Кто в исходном отрывке назван первоисточником сведений о старо-римской жизни?
==== Исходный отрывок ====
Такими словами первоисточник наших сведений о старо-римской жизни — Тит Ливий — заканчивает этот свой рассказ, совершенно и не подозревая его нелепости. И вот, невольно снова и снова возникает вопрос: не таковы ли и остальные его рассказы и не волшебная ли сказка и все остальное, что он сообщил нам о древнем могучем городе Риме, в том числе и об отмене в нем законов против женских нарядов? И не проще ли допустить, что в то время, к которому относят все эти события, в Италии все еще ходили летом голыми, а зимою в звериных шкурах?
==== Выдержки из записей ====
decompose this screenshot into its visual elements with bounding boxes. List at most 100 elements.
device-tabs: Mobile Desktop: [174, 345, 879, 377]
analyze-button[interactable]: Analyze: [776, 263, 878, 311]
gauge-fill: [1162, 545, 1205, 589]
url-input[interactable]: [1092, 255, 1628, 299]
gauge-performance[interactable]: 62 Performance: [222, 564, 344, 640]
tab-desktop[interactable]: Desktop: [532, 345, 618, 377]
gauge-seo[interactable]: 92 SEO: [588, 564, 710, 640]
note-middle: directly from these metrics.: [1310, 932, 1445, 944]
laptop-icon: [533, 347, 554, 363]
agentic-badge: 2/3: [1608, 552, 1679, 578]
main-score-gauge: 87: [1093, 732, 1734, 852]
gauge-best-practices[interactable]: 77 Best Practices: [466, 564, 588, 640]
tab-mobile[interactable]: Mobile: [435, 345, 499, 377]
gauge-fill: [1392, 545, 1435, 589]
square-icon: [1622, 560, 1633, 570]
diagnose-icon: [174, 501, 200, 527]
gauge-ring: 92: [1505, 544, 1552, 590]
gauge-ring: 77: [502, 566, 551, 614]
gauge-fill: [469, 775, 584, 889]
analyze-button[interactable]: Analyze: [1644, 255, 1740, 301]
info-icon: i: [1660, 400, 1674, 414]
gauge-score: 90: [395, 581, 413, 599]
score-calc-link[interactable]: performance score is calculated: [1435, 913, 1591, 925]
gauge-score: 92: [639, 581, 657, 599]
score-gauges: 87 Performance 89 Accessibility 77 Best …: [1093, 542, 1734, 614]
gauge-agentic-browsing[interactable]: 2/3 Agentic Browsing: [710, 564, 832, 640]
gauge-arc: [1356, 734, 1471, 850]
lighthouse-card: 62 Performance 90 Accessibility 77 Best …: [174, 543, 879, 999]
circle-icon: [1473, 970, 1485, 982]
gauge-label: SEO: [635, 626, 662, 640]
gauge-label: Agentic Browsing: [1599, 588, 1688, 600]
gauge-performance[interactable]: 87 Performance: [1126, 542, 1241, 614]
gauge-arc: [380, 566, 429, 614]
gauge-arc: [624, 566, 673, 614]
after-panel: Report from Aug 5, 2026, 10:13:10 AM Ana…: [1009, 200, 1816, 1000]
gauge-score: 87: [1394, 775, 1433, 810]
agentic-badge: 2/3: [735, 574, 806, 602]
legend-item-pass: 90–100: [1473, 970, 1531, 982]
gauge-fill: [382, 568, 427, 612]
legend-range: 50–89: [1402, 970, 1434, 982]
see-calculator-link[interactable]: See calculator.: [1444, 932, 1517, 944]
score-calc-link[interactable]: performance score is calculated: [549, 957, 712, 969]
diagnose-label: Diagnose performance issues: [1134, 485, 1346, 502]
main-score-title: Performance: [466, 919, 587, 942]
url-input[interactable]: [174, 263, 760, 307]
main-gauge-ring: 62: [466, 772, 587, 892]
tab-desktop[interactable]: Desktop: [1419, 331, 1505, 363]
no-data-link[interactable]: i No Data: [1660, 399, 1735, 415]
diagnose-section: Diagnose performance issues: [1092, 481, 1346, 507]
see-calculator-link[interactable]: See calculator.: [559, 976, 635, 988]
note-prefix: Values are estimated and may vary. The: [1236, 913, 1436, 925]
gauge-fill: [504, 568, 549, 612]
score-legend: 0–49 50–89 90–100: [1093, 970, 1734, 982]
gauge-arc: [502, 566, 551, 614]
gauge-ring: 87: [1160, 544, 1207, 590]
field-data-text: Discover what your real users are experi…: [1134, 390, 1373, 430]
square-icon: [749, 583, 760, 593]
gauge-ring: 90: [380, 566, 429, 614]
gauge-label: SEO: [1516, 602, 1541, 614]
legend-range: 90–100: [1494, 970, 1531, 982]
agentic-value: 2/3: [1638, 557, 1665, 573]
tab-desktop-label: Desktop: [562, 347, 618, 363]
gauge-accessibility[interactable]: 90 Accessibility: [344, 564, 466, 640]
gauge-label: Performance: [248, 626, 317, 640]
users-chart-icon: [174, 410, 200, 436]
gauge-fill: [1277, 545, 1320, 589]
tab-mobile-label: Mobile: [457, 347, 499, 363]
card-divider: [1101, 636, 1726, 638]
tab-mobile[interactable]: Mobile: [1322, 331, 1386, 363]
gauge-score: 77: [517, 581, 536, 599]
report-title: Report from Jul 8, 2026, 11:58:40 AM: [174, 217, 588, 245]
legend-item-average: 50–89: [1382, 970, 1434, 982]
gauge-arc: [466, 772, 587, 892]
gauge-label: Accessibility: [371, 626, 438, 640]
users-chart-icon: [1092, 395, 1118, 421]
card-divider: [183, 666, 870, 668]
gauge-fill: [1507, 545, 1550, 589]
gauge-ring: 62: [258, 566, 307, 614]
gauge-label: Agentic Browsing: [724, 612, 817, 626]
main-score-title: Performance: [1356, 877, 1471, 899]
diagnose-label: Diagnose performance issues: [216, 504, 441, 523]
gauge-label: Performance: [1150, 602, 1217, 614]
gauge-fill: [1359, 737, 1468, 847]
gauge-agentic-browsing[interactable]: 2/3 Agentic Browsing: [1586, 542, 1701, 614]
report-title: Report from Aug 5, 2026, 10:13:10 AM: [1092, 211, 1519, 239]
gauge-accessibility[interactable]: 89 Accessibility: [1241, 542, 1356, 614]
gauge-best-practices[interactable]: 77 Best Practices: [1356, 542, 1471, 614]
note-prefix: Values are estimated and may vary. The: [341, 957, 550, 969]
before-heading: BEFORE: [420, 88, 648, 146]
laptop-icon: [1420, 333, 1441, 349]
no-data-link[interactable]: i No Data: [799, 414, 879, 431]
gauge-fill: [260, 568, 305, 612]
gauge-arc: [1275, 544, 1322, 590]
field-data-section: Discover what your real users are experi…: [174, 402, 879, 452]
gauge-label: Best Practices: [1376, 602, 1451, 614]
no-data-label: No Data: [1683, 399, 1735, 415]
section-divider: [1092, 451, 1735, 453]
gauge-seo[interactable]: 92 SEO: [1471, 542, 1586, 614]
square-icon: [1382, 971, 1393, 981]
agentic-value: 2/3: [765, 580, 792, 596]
====
- **Ответ**
Тит Ливий.